▶ **TASK DESCRIPTION**: Check each line of the data for "your" and select those that have it.

(Stored entries)
================================
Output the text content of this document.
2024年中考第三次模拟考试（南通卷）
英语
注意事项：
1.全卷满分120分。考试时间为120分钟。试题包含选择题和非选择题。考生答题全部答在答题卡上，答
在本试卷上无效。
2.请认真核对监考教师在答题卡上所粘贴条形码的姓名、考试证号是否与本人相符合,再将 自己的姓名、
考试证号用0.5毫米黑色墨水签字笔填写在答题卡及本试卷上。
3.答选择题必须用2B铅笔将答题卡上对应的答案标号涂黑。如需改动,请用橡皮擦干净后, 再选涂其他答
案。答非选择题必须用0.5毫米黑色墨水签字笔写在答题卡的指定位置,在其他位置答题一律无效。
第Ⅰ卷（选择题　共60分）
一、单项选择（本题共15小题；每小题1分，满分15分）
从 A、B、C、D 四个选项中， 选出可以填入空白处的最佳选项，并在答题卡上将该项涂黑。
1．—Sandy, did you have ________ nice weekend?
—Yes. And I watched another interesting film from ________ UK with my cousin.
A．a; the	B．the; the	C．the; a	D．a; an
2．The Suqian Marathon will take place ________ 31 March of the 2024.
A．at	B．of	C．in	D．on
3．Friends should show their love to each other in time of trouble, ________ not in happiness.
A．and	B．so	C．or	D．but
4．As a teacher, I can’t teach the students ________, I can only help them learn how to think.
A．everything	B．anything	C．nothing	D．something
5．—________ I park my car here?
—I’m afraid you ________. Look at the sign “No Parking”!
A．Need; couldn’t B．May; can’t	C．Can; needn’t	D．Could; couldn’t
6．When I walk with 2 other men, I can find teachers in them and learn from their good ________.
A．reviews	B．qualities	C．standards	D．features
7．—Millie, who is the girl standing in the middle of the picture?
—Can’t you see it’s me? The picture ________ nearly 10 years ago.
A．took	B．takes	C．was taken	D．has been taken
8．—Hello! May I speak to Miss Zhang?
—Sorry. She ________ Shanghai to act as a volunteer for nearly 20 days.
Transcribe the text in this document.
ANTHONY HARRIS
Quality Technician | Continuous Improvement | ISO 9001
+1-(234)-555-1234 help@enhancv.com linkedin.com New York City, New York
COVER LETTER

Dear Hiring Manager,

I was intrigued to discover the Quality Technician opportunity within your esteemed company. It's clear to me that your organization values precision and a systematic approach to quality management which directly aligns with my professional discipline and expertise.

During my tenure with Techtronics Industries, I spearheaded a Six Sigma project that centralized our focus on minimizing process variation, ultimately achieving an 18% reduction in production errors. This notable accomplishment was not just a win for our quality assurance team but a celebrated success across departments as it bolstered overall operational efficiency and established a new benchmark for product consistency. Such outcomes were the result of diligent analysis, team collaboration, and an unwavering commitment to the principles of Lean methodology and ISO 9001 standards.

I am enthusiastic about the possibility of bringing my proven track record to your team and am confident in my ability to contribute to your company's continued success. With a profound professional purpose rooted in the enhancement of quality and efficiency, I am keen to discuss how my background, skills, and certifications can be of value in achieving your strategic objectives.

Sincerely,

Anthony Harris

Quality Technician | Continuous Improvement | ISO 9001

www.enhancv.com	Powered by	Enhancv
================================
▶ **THE COMPLETED TASK**:
I was intrigued to discover the Quality Technician opportunity within your esteemed company. It's clear to me that your organization values precision and a systematic approach to quality management which directly aligns with my professional discipline and expertise.
I am enthusiastic about the possibility of bringing my proven track record to your team and am confident in my ability to contribute to your company's continued success. With a profound professional purpose rooted in the enhancement of quality and efficiency, I am keen to discuss how my background, skills, and certifications can be of value in achieving your strategic objectives.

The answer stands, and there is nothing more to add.